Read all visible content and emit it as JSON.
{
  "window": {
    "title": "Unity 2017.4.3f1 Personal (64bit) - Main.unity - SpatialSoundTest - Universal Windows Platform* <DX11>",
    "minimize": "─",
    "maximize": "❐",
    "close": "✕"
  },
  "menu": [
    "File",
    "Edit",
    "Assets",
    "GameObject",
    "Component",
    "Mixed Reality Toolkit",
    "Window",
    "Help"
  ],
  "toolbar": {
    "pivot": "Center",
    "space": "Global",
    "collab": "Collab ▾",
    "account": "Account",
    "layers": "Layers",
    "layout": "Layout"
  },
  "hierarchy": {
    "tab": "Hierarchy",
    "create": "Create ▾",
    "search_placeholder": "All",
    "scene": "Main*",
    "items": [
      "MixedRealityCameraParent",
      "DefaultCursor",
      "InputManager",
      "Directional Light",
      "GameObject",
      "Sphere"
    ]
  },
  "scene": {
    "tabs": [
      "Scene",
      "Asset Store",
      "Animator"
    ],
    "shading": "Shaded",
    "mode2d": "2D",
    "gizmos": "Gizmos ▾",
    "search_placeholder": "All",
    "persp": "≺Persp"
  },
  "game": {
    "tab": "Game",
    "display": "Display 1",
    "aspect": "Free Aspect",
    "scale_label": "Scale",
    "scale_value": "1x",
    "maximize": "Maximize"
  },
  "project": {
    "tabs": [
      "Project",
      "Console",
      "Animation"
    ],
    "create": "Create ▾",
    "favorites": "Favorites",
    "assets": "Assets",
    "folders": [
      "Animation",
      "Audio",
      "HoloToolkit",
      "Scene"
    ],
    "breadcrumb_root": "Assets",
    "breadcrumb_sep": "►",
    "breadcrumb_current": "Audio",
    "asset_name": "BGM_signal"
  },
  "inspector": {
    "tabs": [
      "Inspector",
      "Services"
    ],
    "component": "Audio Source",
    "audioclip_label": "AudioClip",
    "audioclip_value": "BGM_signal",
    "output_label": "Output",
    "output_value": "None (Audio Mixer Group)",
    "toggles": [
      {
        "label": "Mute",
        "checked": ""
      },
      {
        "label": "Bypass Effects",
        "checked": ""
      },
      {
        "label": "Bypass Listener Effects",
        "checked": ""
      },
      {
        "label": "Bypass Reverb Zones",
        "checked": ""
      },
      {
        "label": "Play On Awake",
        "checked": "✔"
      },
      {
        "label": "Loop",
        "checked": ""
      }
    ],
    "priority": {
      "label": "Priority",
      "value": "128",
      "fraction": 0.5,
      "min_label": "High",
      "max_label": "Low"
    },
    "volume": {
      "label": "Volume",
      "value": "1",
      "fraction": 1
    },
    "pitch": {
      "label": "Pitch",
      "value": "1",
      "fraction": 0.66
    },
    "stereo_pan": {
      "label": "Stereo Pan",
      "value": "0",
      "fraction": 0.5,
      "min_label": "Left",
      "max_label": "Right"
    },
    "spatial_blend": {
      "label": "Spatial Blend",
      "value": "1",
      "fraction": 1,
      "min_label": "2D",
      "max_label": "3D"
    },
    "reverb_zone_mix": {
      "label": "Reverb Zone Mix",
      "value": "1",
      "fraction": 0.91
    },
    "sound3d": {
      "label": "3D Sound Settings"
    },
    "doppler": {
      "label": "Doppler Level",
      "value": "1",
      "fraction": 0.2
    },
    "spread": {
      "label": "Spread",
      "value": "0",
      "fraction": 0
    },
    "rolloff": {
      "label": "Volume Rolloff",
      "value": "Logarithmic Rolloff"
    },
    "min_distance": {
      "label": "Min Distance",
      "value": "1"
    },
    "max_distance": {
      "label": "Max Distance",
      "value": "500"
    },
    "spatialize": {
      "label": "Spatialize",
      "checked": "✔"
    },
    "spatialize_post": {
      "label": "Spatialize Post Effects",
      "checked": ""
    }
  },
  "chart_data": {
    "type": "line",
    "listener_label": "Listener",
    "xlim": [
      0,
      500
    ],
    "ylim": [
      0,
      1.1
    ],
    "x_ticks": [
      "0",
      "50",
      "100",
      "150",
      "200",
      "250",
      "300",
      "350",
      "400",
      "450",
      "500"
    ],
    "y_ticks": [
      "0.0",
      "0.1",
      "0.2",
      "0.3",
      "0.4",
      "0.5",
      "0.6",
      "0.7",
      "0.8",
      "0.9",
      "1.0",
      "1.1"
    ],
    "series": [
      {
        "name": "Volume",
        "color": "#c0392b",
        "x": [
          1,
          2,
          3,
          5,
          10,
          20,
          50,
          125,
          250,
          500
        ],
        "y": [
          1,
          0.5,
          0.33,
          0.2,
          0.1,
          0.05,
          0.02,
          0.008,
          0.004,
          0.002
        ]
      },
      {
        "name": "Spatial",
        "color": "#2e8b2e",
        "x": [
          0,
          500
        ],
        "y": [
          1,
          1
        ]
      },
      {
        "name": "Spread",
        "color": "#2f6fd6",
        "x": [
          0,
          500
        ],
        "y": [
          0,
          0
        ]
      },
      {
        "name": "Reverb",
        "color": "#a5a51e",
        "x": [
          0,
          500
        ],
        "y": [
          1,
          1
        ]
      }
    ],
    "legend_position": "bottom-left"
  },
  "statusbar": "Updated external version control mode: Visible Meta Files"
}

Task statement:
From the records above, extract everything verbatim.

Written answer:
Read all visible content and emit it as JSON.
{
  "window": {
    "title": "Unity 2017.4.3f1 Personal (64bit) - Main.unity - SpatialSoundTest - Universal Windows Platform* <DX11>",
    "minimize": "─",
    "maximize": "❐",
    "close": "✕"
  },
  "menu": [
    "File",
    "Edit",
    "Assets",
    "GameObject",
    "Component",
    "Mixed Reality Toolkit",
    "Window",
    "Help"
  ],
  "toolbar": {
    "pivot": "Center",
    "space": "Global",
    "collab": "Collab ▾",
    "account": "Account",
    "layers": "Layers",
    "layout": "Layout"
  },
  "hierarchy": {
    "tab": "Hierarchy",
    "create": "Create ▾",
    "search_placeholder": "All",
    "scene": "Main*",
    "items": [
      "MixedRealityCameraParent",
      "DefaultCursor",
      "InputManager",
      "Directional Light",
      "GameObject",
      "Sphere"
    ]
  },
  "scene": {
    "tabs": [
      "Scene",
      "Asset Store",
      "Animator"
    ],
    "shading": "Shaded",
    "mode2d": "2D",
    "gizmos": "Gizmos ▾",
    "search_placeholder": "All",
    "persp": "≺Persp"
  },
  "game": {
    "tab": "Game",
    "display": "Display 1",
    "aspect": "Free Aspect",
    "scale_label": "Scale",
    "scale_value": "1x",
    "maximize": "Maximize"
  },
  "project": {
    "tabs": [
      "Project",
      "Console",
      "Animation"
    ],
    "create": "Create ▾",
    "favorites": "Favorites",
    "assets": "Assets",
    "folders": [
      "Animation",
      "Audio",
      "HoloToolkit",
      "Scene"
    ],
    "breadcrumb_root": "Assets",
    "breadcrumb_sep": "►",
    "breadcrumb_current": "Audio",
    "asset_name": "BGM_signal"
  },
  "inspector": {
    "tabs": [
      "Inspector",
      "Services"
    ],
    "component": "Audio Source",
    "audioclip_label": "AudioClip",
    "audioclip_value": "BGM_signal",
    "output_label": "Output",
    "output_value": "None (Audio Mixer Group)",
    "toggles": [
      {
        "label": "Mute",
        "checked": ""
      },
      {
        "label": "Bypass Effects",
        "checked": ""
      },
      {
        "label": "Bypass Listener Effects",
        "checked": ""
      },
      {
        "label": "Bypass Reverb Zones",
        "checked": ""
      },
      {
        "label": "Play On Awake",
        "checked": "✔"
      },
      {
        "label": "Loop",
        "checked": ""
      }
    ],
    "priority": {
      "label": "Priority",
      "value": "128",
      "fraction": 0.5,
      "min_label": "High",
      "max_label": "Low"
    },
    "volume": {
      "label": "Volume",
      "value": "1",
      "fraction": 1
    },
    "pitch": {
      "label": "Pitch",
      "value": "1",
      "fraction": 0.66
    },
    "stereo_pan": {
      "label": "Stereo Pan",
      "value": "0",
      "fraction": 0.5,
      "min_label": "Left",
      "max_label": "Right"
    },
    "spatial_blend": {
      "label": "Spatial Blend",
      "value": "1",
      "fraction": 1,
      "min_label": "2D",
      "max_label": "3D"
    },
    "reverb_zone_mix": {
      "label": "Reverb Zone Mix",
      "value": "1",
      "fraction": 0.91
    },
    "sound3d": {
      "label": "3D Sound Settings"
    },
    "doppler": {
      "label": "Doppler Level",
      "value": "1",
      "fraction": 0.2
    },
    "spread": {
      "label": "Spread",
      "value": "0",
      "fraction": 0
    },
    "rolloff": {
      "label": "Volume Rolloff",
      "value": "Logarithmic Rolloff"
    },
    "min_distance": {
      "label": "Min Distance",
      "value": "1"
    },
    "max_distance": {
      "label": "Max Distance",
      "value": "500"
    },
    "spatialize": {
      "label": "Spatialize",
      "checked": "✔"
    },
    "spatialize_post": {
      "label": "Spatialize Post Effects",
      "checked": ""
    }
  },
  "chart_data": {
    "type": "line",
    "listener_label": "Listener",
    "xlim": [
      0,
      500
    ],
    "ylim": [
      0,
      1.1
    ],
    "x_ticks": [
      "0",
      "50",
      "100",
      "150",
      "200",
      "250",
      "300",
      "350",
      "400",
      "450",
      "500"
    ],
    "y_ticks": [
      "0.0",
      "0.1",
      "0.2",
      "0.3",
      "0.4",
      "0.5",
      "0.6",
      "0.7",
      "0.8",
      "0.9",
      "1.0",
      "1.1"
    ],
    "series": [
      {
        "name": "Volume",
        "color": "#c0392b",
        "x": [
          1,
          2,
          3,
          5,
          10,
          20,
          50,
          125,
          250,
          500
        ],
        "y": [
          1,
          0.5,
          0.33,
          0.2,
          0.1,
          0.05,
          0.02,
          0.008,
          0.004,
          0.002
        ]
      },
      {
        "name": "Spatial",
        "color": "#2e8b2e",
        "x": [
          0,
          500
        ],
        "y": [
          1,
          1
        ]
      },
      {
        "name": "Spread",
        "color": "#2f6fd6",
        "x": [
          0,
          500
        ],
        "y": [
          0,
          0
        ]
      },
      {
        "name": "Reverb",
        "color": "#a5a51e",
        "x": [
          0,
          500
        ],
        "y": [
          1,
          1
        ]
      }
    ],
    "legend_position": "bottom-left"
  },
  "statusbar": "Updated external version control mode: Visible Meta Files"
}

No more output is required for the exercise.